[Dataset entries start]

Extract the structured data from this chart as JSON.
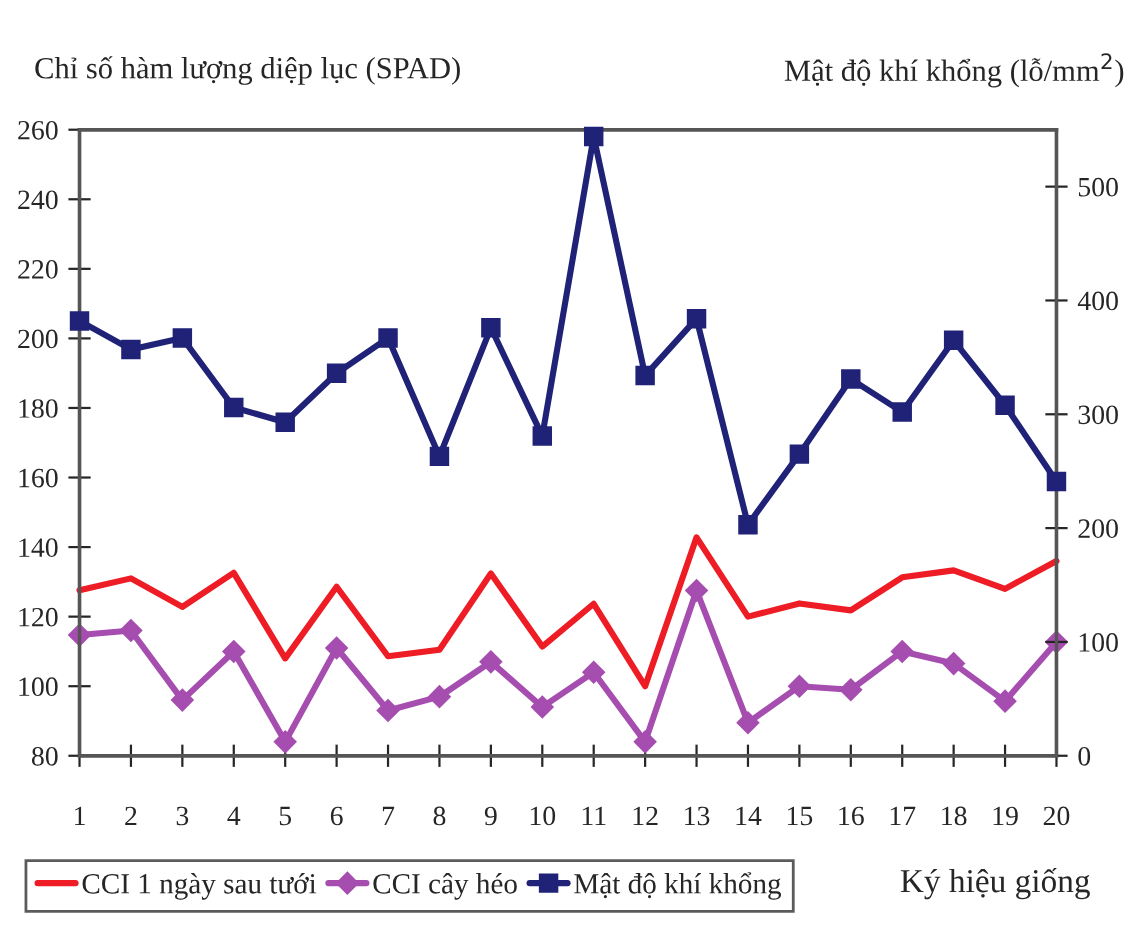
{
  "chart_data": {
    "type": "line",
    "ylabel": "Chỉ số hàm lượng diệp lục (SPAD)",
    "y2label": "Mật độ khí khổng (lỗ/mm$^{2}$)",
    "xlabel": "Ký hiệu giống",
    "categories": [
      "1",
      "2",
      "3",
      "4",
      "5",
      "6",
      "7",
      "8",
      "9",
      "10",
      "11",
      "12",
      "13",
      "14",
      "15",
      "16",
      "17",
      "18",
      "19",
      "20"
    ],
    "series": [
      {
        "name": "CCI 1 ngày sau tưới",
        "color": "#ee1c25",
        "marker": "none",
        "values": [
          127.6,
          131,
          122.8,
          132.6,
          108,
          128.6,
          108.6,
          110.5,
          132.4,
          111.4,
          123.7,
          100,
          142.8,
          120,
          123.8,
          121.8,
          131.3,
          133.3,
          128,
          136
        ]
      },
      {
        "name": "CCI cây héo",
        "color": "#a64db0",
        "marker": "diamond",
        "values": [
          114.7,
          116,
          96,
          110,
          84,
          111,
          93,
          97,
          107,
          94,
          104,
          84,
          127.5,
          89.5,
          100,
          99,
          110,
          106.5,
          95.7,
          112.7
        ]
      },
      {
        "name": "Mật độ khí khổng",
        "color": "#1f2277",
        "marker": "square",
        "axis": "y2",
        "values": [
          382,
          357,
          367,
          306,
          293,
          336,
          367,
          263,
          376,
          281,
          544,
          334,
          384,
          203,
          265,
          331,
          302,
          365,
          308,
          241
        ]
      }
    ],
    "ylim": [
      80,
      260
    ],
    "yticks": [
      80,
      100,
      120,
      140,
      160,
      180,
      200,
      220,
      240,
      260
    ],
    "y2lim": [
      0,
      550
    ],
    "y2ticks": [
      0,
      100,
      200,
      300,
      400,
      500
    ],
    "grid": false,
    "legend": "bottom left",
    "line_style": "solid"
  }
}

[Dataset entries end]

◆ **Aim**: Go through the listing above and return every line where the word "name" occurs.

◆ **Result for this task**:
        "name": "CCI 1 ngày sau tưới",
        "name": "CCI cây héo",
        "name": "Mật độ khí khổng",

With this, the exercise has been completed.